··· Document section
We review our assets for impairment when events or changes in circumstances indicate that their carrying amounts may not be recoverable. If the estimated undiscounted future cash flows are not sufficient to support the asset’s recorded value, an impairment charge is recognized to the extent the carrying amount of the long-lived asset exceeds its estimated fair value. Management considers a number of factors such as estimated future cash flows from the assets, appraisals and current market value analysis in determining fair value. The determination of future cash flows requires the estimation of utilization, dayrates, operating margins, sustaining capital and remaining economic life. Such estimates can change based on market conditions, technological advances in the industry or changes in regulations governing the industry.

 

For an asset classified as held for sale, we consider the asset impaired when its carrying amount exceeds fair value less its cost to sell. Fair value is determined in the same manner as an impaired long-lived asset that is held and used.

 

Significant and unanticipated changes to the assumptions could result in future impairments. A significantly prolonged period of lower oil and natural gas prices could adversely affect the demand for and prices of our services. As such, we will continue to assess our asset fleet for triggering events, particularly our legacy and undersized rigs. Should we experience weakening in the market for a prolonged period for any specific rig class, this could result in future impairment charges or retirements of assets. As the determination of whether impairment charges should be recorded on our long-lived assets is subject to significant management judgment, and an impairment of these assets could result in a material charge on our condensed consolidated statements of income (loss), management believes that accounting estimates related to impairment of long-lived assets are critical.
······
> [To be done]:
1 > From the passage on asset impairment, reproduce word for word the part that opens with the words containing "For an asset" and closes with "held and used.".
2 > According to the passage on asset impairment, when is an asset classified as held for sale considered impaired?
3 > Write what comes next in the passage on asset impairment, picking up after its final sentence.
··· Data
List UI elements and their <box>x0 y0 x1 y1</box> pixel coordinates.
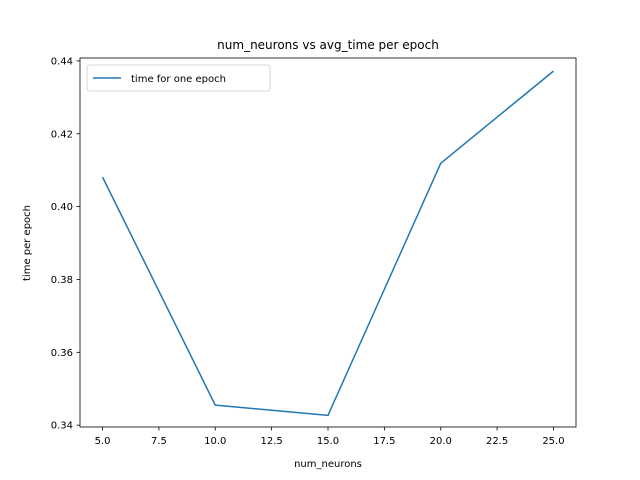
legend-entry-label: time for one epoch <box>131 74 226 85</box>
y-tick-label: 0.38 <box>51 275 73 286</box>
y-axis-label: time per epoch <box>22 205 33 281</box>
y-tick-label: 0.42 <box>51 129 73 140</box>
x-tick-label: 15.0 <box>317 436 339 447</box>
chart-title: num_neurons vs avg_time per epoch <box>217 38 439 52</box>
axes-frame <box>79 57 577 428</box>
x-tick-label: 12.5 <box>261 436 283 447</box>
y-tick-label: 0.40 <box>51 202 73 213</box>
legend-box <box>86 64 271 92</box>
x-tick-label: 25.0 <box>542 436 564 447</box>
x-tick-label: 10.0 <box>204 436 226 447</box>
x-tick-label: 5.0 <box>95 436 111 447</box>
y-tick-label: 0.44 <box>51 56 73 67</box>
x-tick-label: 20.0 <box>430 436 452 447</box>
y-tick-label: 0.34 <box>51 421 73 432</box>
plot-area: 5.0 7.5 10.0 12.5 15.0 17.5 20.0 22.5 25.0 0.34 0.… <box>51 56 577 447</box>
y-tick-label: 0.36 <box>51 348 73 359</box>
x-tick-label: 22.5 <box>486 436 508 447</box>
x-tick-label: 7.5 <box>151 436 167 447</box>
x-axis-label: num_neurons <box>294 459 362 470</box>
x-tick-label: 17.5 <box>373 436 395 447</box>
series-line <box>101 70 554 417</box>
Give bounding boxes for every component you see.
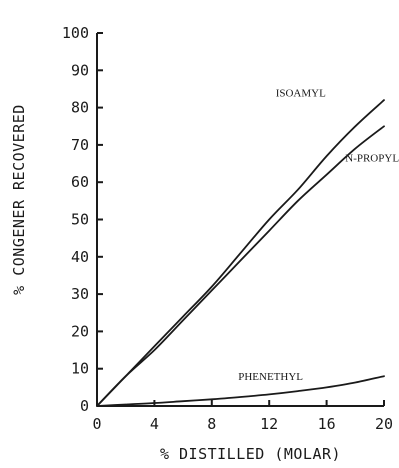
series-label-isoamyl: ISOAMYL (276, 87, 326, 99)
x-tick-label: 0 (92, 415, 101, 433)
y-tick-label: 80 (71, 99, 89, 117)
series-label-phenethyl: PHENETHYL (238, 371, 303, 383)
x-axis-title: % DISTILLED (MOLAR) (160, 445, 341, 463)
series-line-isoamyl (96, 99, 385, 407)
y-axis-title: % CONGENER RECOVERED (10, 104, 28, 295)
series-line-n-propyl (96, 125, 385, 407)
y-tick-label: 0 (80, 397, 89, 415)
y-tick-label: 30 (71, 285, 89, 303)
x-tick-label: 20 (375, 415, 393, 433)
series-lines (96, 99, 385, 407)
y-tick-label: 90 (71, 61, 89, 79)
x-tick-label: 4 (150, 415, 159, 433)
series-line-phenethyl (96, 375, 385, 407)
x-tick-label: 16 (318, 415, 336, 433)
series-label-n-propyl: N-PROPYL (345, 153, 399, 165)
series-labels: ISOAMYL N-PROPYL PHENETHYL (238, 87, 399, 382)
y-tick-label: 70 (71, 136, 89, 154)
x-tick-label: 8 (207, 415, 216, 433)
y-tick-label: 10 (71, 360, 89, 378)
x-axis-ticks: 0 4 8 12 16 20 (92, 400, 393, 433)
y-tick-label: 50 (71, 211, 89, 229)
y-tick-label: 60 (71, 173, 89, 191)
y-tick-label: 40 (71, 248, 89, 266)
x-tick-label: 12 (260, 415, 278, 433)
y-tick-label: 100 (62, 24, 89, 42)
y-tick-label: 20 (71, 322, 89, 340)
y-axis-ticks: 0 10 20 30 40 50 60 70 80 90 100 (62, 24, 103, 415)
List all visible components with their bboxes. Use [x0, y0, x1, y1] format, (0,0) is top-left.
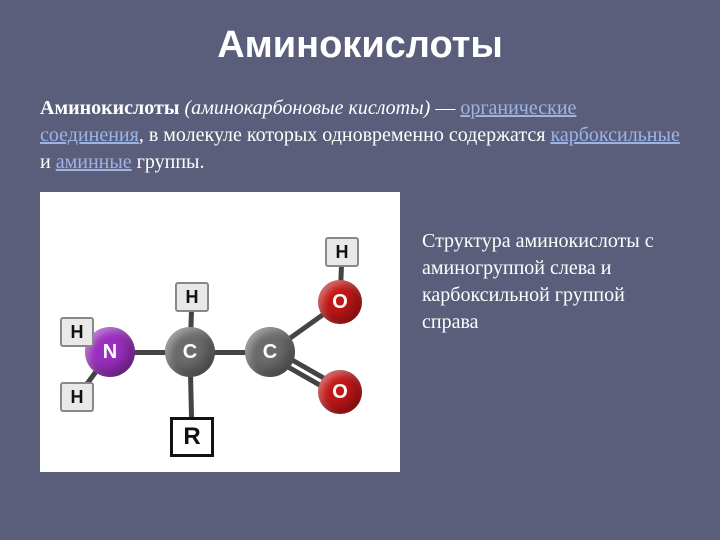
atom-O1: O	[318, 280, 362, 324]
content-row: NCCOOHHHHR Структура аминокислоты с амин…	[40, 192, 680, 472]
atom-C1: C	[165, 327, 215, 377]
definition-paragraph: Аминокислоты (аминокарбоновые кислоты) —…	[40, 95, 680, 176]
label-H_C1_top: H	[175, 282, 209, 312]
definition-tail: группы.	[132, 151, 205, 173]
definition-and: и	[40, 151, 56, 173]
slide-title: Аминокислоты	[40, 24, 680, 67]
label-R: R	[170, 417, 214, 457]
link-amine[interactable]: аминные	[56, 151, 132, 173]
definition-term: Аминокислоты	[40, 97, 179, 119]
atom-C2: C	[245, 327, 295, 377]
diagram-caption: Структура аминокислоты с аминогруппой сл…	[422, 192, 680, 336]
label-H_N_top: H	[60, 317, 94, 347]
label-H_N_bottom: H	[60, 382, 94, 412]
definition-paren: (аминокарбоновые кислоты)	[184, 97, 430, 119]
atom-O2: O	[318, 370, 362, 414]
link-carboxyl[interactable]: карбоксильные	[550, 124, 679, 146]
definition-mid: , в молекуле которых одновременно содерж…	[139, 124, 551, 146]
label-H_O1_top: H	[325, 237, 359, 267]
definition-dash: —	[435, 97, 460, 119]
molecule-diagram: NCCOOHHHHR	[40, 192, 400, 472]
slide: Аминокислоты Аминокислоты (аминокарбонов…	[0, 0, 720, 540]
······
> [The answers]:
1 >
For an asset classified as held for sale, we consider the asset impaired when its carrying amount exceeds fair value less its cost to sell. Fair value is determined in the same manner as an impaired long-lived asset that is held and used.

2 > When its carrying amount exceeds fair value less its cost to sell.

3 >
Goodwill

 

We review goodwill for impairment annually during the second quarter of each fiscal year or more frequently if events or changes in circumstances indicate that the carrying amount of such goodwill and intangible assets exceed their fair value. Due to the adoption of Accounting Standards Update (“ASU”) No. 2017-04, effective January 1, 2017, we no longer determine goodwill impairment by calculating the implied fair value of goodwill by assigning the fair value of a reporting unit to all of its assets and liabilities as if that reporting unit had been acquired in a business combination. We will continue to perform our qualitative analysis as well as step one of the impairment test which compares the estimated fair value of the reporting unit to its carrying amount. If the carrying amount exceeds the fair value, an impairment charge will be recognized in an amount equal to the excess; however, the loss recognized should not exceed the total amount of goodwill allocated to that reporting unit.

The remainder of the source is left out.